GIVEN TASK: Return all lines with the word "duration" in them.

++++

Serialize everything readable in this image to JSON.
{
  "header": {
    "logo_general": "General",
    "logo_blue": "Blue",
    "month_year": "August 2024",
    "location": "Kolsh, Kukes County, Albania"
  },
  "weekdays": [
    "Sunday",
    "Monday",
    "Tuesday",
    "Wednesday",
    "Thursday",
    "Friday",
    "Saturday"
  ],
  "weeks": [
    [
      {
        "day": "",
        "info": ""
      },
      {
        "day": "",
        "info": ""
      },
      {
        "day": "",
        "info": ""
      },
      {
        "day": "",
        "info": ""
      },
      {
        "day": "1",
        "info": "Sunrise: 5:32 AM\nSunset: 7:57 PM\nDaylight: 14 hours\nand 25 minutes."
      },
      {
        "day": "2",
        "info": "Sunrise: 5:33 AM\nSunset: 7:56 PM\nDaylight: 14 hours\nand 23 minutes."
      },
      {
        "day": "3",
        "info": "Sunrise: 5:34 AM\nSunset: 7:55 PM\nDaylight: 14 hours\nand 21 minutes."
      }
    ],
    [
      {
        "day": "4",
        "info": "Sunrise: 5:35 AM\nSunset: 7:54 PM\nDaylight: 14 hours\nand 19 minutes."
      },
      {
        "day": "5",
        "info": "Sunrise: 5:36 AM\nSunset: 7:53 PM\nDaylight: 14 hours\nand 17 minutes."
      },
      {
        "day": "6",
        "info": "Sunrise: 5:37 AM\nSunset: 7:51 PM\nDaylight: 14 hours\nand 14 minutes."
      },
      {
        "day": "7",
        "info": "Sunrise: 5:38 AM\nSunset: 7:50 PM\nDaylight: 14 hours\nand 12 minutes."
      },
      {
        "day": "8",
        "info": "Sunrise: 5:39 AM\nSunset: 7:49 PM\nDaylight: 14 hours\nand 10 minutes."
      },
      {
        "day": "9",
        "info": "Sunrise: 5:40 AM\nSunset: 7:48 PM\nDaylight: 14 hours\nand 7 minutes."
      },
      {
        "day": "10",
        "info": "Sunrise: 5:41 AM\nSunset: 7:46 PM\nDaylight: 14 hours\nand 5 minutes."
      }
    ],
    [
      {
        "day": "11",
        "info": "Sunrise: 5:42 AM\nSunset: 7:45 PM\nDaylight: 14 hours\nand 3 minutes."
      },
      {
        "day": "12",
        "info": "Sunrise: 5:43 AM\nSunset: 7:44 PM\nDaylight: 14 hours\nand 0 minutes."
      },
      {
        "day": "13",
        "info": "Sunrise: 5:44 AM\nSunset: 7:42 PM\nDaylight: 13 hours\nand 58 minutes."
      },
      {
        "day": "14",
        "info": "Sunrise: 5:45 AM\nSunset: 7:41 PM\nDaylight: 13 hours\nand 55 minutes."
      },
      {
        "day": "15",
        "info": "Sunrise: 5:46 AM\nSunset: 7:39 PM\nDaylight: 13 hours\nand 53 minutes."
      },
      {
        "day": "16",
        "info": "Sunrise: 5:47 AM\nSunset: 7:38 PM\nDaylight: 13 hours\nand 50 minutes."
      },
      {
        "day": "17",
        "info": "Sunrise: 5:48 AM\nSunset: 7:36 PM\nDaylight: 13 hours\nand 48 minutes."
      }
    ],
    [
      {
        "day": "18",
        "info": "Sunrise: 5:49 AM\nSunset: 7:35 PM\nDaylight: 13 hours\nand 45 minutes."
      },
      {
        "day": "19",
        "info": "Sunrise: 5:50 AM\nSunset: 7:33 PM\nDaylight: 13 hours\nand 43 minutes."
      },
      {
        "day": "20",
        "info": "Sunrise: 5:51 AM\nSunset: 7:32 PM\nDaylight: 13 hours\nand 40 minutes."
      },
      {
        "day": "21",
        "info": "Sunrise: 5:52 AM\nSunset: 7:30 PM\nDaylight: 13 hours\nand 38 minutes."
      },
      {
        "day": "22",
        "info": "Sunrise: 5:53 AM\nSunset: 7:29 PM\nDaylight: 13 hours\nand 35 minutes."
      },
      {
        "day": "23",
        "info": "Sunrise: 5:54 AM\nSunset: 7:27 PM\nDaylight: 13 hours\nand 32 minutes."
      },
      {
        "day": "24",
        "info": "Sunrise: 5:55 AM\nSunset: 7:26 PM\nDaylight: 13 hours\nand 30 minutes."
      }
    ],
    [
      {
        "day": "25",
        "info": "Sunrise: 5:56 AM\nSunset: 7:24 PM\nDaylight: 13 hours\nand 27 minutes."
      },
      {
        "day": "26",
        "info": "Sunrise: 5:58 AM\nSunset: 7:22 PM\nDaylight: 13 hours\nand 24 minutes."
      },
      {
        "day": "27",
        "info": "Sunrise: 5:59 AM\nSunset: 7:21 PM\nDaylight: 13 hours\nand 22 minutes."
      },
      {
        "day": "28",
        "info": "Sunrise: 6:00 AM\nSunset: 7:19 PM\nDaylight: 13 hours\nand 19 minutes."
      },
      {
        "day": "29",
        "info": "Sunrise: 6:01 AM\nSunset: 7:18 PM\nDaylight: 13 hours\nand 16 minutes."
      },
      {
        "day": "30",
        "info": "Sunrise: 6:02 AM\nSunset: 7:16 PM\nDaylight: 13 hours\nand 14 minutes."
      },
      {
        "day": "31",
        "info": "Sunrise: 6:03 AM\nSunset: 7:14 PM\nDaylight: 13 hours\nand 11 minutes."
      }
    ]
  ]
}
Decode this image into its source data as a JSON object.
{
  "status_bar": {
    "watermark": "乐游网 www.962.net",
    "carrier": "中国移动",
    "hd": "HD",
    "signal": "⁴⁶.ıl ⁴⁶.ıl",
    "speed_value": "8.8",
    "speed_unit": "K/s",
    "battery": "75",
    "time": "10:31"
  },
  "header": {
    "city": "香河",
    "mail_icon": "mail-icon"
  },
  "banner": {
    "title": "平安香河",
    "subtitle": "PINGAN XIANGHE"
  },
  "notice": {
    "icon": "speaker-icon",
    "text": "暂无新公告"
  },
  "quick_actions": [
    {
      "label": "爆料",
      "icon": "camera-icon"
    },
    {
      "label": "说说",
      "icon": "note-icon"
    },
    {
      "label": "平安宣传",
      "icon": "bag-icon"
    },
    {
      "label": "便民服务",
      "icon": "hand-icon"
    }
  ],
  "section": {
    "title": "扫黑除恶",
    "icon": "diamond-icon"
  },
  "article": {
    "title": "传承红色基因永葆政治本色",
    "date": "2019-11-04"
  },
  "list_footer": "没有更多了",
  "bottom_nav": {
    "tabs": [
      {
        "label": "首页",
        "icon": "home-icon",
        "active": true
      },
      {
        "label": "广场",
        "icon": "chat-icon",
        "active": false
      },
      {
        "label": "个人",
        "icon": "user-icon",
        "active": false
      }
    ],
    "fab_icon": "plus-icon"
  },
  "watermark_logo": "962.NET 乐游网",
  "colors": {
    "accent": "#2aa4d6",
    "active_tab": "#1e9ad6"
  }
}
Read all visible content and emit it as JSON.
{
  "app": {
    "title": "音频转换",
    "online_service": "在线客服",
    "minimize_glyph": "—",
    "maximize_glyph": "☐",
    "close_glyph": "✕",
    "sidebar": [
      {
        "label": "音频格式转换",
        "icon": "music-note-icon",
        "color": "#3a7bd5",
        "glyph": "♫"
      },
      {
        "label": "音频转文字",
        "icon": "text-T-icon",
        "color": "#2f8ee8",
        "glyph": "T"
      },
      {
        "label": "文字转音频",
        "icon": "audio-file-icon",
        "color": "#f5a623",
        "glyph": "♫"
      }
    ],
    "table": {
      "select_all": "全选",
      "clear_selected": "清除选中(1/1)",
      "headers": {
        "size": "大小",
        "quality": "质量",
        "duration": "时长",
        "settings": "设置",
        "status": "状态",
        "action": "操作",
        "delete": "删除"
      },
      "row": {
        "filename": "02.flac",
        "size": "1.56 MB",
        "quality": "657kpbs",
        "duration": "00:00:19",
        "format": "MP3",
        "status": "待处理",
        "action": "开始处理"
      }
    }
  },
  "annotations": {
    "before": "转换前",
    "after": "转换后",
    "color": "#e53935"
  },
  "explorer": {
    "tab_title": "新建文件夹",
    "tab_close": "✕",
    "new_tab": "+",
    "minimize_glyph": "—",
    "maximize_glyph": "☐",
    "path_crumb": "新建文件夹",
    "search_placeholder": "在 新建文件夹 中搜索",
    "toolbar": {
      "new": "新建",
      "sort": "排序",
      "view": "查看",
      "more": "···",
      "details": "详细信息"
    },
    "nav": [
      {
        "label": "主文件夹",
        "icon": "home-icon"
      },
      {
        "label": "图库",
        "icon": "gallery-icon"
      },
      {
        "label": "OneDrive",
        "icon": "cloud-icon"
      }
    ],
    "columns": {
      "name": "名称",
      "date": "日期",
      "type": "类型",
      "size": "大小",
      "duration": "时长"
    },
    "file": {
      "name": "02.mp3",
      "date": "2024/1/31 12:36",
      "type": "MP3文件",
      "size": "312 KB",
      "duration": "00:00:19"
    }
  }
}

++++

SOLVED PROBLEM:
        "duration": "时长",
        "duration": "00:00:19",
      "duration": "时长"
      "duration": "00:00:19"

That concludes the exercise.